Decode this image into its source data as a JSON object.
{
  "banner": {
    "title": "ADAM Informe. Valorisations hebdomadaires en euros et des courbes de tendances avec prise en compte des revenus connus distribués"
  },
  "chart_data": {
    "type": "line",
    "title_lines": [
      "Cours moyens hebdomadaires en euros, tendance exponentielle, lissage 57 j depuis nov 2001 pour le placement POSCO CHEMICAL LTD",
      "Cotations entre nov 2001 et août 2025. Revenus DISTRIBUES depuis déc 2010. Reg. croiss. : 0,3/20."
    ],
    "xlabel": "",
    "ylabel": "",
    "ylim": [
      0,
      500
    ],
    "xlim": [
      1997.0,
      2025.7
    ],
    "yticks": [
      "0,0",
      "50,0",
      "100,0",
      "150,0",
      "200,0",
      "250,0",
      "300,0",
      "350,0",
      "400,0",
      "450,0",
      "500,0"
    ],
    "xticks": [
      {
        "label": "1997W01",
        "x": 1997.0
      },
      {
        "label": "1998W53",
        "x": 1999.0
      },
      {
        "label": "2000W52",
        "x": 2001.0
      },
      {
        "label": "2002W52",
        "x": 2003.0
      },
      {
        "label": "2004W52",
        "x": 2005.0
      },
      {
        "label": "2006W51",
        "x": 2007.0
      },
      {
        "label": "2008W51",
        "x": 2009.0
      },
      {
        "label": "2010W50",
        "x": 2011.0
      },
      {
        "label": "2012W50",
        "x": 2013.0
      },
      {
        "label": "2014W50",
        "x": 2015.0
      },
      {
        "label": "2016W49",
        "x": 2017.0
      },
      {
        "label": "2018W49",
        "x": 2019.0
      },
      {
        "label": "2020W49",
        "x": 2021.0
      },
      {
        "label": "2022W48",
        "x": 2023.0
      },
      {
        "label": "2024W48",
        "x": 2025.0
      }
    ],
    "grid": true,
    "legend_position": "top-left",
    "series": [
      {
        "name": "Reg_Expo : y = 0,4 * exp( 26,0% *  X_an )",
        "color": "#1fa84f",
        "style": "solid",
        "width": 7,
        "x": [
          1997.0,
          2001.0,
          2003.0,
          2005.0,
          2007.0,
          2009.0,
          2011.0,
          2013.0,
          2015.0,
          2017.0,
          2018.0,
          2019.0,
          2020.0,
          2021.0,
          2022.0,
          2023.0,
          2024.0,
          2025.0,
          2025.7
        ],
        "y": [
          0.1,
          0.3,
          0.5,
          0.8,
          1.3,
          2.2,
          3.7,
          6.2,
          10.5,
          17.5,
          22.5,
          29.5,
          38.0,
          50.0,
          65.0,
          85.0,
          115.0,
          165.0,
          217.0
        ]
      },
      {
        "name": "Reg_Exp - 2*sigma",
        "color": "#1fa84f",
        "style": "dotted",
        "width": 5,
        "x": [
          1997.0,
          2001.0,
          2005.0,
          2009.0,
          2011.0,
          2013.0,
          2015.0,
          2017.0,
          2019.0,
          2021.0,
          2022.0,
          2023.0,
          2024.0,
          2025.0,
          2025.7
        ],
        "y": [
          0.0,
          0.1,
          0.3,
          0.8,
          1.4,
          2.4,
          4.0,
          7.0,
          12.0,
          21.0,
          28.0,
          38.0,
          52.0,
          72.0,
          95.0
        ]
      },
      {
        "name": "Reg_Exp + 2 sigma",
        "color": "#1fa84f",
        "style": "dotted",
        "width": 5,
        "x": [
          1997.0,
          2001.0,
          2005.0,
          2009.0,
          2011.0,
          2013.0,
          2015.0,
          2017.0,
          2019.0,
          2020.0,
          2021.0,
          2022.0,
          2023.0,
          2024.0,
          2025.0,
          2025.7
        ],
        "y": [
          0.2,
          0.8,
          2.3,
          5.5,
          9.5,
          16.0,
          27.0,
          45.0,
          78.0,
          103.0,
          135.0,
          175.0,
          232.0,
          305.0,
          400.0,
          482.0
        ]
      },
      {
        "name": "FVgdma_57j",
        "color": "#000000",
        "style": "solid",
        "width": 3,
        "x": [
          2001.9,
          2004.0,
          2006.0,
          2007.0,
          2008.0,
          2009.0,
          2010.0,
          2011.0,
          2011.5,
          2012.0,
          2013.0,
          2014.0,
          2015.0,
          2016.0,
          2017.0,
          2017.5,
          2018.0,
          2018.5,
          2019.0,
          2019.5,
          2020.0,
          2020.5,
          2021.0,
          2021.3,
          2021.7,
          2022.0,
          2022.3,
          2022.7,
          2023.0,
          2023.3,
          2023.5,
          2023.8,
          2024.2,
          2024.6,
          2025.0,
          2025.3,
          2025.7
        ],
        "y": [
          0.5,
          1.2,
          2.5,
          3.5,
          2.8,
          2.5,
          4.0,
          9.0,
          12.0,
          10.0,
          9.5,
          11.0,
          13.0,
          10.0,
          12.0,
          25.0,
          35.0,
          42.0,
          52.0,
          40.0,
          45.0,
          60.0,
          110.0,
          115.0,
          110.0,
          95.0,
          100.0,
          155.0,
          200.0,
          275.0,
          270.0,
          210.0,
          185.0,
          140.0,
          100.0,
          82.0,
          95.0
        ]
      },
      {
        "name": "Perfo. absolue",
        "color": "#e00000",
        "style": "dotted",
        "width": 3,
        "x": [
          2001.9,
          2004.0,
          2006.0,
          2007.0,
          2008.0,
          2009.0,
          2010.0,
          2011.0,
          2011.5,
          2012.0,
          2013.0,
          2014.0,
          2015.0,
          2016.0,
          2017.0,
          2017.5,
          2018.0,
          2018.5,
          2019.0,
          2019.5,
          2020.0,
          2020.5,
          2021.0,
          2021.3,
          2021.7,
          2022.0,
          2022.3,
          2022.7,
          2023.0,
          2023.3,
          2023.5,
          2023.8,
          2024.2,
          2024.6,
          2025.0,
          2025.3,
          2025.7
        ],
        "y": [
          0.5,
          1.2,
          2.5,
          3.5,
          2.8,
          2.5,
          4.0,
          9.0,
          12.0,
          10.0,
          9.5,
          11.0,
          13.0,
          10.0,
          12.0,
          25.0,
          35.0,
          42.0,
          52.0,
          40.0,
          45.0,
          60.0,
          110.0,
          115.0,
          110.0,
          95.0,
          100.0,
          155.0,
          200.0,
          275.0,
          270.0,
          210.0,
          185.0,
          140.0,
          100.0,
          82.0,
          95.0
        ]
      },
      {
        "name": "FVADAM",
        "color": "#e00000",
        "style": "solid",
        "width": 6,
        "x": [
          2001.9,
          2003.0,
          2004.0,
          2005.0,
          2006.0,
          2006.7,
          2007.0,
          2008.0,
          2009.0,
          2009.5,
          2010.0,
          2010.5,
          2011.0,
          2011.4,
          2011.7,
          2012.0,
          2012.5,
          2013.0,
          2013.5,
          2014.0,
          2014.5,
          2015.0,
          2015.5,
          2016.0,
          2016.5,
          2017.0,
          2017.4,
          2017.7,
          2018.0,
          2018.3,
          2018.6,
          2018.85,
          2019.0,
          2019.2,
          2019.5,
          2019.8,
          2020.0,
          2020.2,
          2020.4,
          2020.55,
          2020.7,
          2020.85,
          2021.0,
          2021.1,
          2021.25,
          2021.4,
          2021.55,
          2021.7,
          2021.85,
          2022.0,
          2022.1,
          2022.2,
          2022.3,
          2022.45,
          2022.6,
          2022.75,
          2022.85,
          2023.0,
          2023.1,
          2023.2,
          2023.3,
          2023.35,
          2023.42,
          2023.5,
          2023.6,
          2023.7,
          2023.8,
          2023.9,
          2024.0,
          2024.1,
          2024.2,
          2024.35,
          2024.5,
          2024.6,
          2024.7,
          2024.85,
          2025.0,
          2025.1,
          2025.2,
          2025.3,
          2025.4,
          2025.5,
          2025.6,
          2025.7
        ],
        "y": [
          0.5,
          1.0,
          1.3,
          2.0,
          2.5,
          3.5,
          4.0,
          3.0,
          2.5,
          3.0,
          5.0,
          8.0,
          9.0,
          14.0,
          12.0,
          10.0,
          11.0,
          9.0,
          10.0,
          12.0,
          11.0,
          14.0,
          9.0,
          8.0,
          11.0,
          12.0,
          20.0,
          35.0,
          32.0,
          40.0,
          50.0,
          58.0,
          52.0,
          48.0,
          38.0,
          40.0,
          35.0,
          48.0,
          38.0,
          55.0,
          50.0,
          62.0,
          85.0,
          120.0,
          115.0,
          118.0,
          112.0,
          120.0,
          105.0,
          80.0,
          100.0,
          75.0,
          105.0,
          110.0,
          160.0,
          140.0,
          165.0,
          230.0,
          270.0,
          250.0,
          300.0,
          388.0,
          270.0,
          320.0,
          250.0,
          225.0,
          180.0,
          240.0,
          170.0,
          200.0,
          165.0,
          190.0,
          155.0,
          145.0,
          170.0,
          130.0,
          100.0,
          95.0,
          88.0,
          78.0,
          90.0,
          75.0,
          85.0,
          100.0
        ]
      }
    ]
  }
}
--
▶ **THE PROBLEM**
Using the records above, copy each line that contains "name".

▶ **TASK SOLUTION**
        "name": "Reg_Expo : y = 0,4 * exp( 26,0% *  X_an )",
        "name": "Reg_Exp - 2*sigma",
        "name": "Reg_Exp + 2 sigma",
        "name": "FVgdma_57j",
        "name": "Perfo. absolue",
        "name": "FVADAM",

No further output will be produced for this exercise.